Stored records:
^^^^

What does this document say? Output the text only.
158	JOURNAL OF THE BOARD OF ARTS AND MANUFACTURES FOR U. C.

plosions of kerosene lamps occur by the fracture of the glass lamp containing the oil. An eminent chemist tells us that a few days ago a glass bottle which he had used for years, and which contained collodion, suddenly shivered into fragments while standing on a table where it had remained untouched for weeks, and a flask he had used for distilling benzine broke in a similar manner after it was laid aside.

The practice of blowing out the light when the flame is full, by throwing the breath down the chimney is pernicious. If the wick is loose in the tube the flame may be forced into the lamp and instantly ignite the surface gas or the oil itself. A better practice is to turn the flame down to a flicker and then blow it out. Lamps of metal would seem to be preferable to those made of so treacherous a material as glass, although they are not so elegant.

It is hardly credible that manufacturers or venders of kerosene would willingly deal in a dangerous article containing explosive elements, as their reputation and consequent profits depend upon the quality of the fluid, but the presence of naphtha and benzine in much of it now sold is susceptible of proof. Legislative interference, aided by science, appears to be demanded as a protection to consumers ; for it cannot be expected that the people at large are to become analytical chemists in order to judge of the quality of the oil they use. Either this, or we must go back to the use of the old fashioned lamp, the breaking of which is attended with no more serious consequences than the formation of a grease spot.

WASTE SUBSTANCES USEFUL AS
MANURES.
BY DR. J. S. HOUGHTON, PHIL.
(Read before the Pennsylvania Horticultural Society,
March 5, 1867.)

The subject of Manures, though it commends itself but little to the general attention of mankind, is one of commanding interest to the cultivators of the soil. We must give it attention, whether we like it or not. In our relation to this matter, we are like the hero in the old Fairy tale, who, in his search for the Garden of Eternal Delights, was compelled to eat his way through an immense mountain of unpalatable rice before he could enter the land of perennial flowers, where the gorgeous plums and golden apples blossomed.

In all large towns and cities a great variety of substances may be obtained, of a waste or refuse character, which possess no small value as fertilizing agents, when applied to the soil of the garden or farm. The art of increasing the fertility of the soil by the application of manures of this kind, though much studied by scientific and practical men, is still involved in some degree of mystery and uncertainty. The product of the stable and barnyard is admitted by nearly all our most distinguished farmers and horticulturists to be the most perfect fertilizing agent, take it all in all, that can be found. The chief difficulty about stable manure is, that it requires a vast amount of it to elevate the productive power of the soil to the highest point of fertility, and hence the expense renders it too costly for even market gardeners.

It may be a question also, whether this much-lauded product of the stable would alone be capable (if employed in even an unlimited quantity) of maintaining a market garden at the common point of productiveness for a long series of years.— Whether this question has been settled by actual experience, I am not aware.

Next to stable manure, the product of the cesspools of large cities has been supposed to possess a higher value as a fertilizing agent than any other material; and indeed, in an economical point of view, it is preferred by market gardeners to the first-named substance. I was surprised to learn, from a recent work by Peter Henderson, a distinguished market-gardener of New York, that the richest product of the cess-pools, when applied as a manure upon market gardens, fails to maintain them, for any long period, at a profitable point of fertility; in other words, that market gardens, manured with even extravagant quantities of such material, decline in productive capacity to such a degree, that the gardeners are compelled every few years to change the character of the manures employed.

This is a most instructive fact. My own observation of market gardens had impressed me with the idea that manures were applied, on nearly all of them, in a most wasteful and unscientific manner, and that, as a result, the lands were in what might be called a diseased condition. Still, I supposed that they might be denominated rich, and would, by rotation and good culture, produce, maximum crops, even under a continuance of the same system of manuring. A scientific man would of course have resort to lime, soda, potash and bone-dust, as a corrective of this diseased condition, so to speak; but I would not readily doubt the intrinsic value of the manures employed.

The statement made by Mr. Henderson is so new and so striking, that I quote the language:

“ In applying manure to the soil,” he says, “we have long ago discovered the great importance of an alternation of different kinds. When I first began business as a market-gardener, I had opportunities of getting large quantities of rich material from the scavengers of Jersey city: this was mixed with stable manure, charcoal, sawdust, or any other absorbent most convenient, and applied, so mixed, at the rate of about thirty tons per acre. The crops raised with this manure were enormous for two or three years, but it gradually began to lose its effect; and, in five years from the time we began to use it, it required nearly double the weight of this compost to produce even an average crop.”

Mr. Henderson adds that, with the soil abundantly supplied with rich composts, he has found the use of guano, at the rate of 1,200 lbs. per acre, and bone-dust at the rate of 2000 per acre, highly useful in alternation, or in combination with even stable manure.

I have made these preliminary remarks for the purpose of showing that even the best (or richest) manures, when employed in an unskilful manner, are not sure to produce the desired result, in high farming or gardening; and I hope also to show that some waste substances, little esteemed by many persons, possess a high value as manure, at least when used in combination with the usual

^^^^

SHORT PROBLEM: Would you write down every record again, exactly?

FINISHED TASK:
What does this document say? Output the text only.
158	JOURNAL OF THE BOARD OF ARTS AND MANUFACTURES FOR U. C.

plosions of kerosene lamps occur by the fracture of the glass lamp containing the oil. An eminent chemist tells us that a few days ago a glass bottle which he had used for years, and which contained collodion, suddenly shivered into fragments while standing on a table where it had remained untouched for weeks, and a flask he had used for distilling benzine broke in a similar manner after it was laid aside.

The practice of blowing out the light when the flame is full, by throwing the breath down the chimney is pernicious. If the wick is loose in the tube the flame may be forced into the lamp and instantly ignite the surface gas or the oil itself. A better practice is to turn the flame down to a flicker and then blow it out. Lamps of metal would seem to be preferable to those made of so treacherous a material as glass, although they are not so elegant.

It is hardly credible that manufacturers or venders of kerosene would willingly deal in a dangerous article containing explosive elements, as their reputation and consequent profits depend upon the quality of the fluid, but the presence of naphtha and benzine in much of it now sold is susceptible of proof. Legislative interference, aided by science, appears to be demanded as a protection to consumers ; for it cannot be expected that the people at large are to become analytical chemists in order to judge of the quality of the oil they use. Either this, or we must go back to the use of the old fashioned lamp, the breaking of which is attended with no more serious consequences than the formation of a grease spot.

WASTE SUBSTANCES USEFUL AS
MANURES.
BY DR. J. S. HOUGHTON, PHIL.
(Read before the Pennsylvania Horticultural Society,
March 5, 1867.)

The subject of Manures, though it commends itself but little to the general attention of mankind, is one of commanding interest to the cultivators of the soil. We must give it attention, whether we like it or not. In our relation to this matter, we are like the hero in the old Fairy tale, who, in his search for the Garden of Eternal Delights, was compelled to eat his way through an immense mountain of unpalatable rice before he could enter the land of perennial flowers, where the gorgeous plums and golden apples blossomed.

In all large towns and cities a great variety of substances may be obtained, of a waste or refuse character, which possess no small value as fertilizing agents, when applied to the soil of the garden or farm. The art of increasing the fertility of the soil by the application of manures of this kind, though much studied by scientific and practical men, is still involved in some degree of mystery and uncertainty. The product of the stable and barnyard is admitted by nearly all our most distinguished farmers and horticulturists to be the most perfect fertilizing agent, take it all in all, that can be found. The chief difficulty about stable manure is, that it requires a vast amount of it to elevate the productive power of the soil to the highest point of fertility, and hence the expense renders it too costly for even market gardeners.

It may be a question also, whether this much-lauded product of the stable would alone be capable (if employed in even an unlimited quantity) of maintaining a market garden at the common point of productiveness for a long series of years.— Whether this question has been settled by actual experience, I am not aware.

Next to stable manure, the product of the cesspools of large cities has been supposed to possess a higher value as a fertilizing agent than any other material; and indeed, in an economical point of view, it is preferred by market gardeners to the first-named substance. I was surprised to learn, from a recent work by Peter Henderson, a distinguished market-gardener of New York, that the richest product of the cess-pools, when applied as a manure upon market gardens, fails to maintain them, for any long period, at a profitable point of fertility; in other words, that market gardens, manured with even extravagant quantities of such material, decline in productive capacity to such a degree, that the gardeners are compelled every few years to change the character of the manures employed.

This is a most instructive fact. My own observation of market gardens had impressed me with the idea that manures were applied, on nearly all of them, in a most wasteful and unscientific manner, and that, as a result, the lands were in what might be called a diseased condition. Still, I supposed that they might be denominated rich, and would, by rotation and good culture, produce, maximum crops, even under a continuance of the same system of manuring. A scientific man would of course have resort to lime, soda, potash and bone-dust, as a corrective of this diseased condition, so to speak; but I would not readily doubt the intrinsic value of the manures employed.

The statement made by Mr. Henderson is so new and so striking, that I quote the language:

“ In applying manure to the soil,” he says, “we have long ago discovered the great importance of an alternation of different kinds. When I first began business as a market-gardener, I had opportunities of getting large quantities of rich material from the scavengers of Jersey city: this was mixed with stable manure, charcoal, sawdust, or any other absorbent most convenient, and applied, so mixed, at the rate of about thirty tons per acre. The crops raised with this manure were enormous for two or three years, but it gradually began to lose its effect; and, in five years from the time we began to use it, it required nearly double the weight of this compost to produce even an average crop.”

Mr. Henderson adds that, with the soil abundantly supplied with rich composts, he has found the use of guano, at the rate of 1,200 lbs. per acre, and bone-dust at the rate of 2000 per acre, highly useful in alternation, or in combination with even stable manure.

I have made these preliminary remarks for the purpose of showing that even the best (or richest) manures, when employed in an unskilful manner, are not sure to produce the desired result, in high farming or gardening; and I hope also to show that some waste substances, little esteemed by many persons, possess a high value as manure, at least when used in combination with the usual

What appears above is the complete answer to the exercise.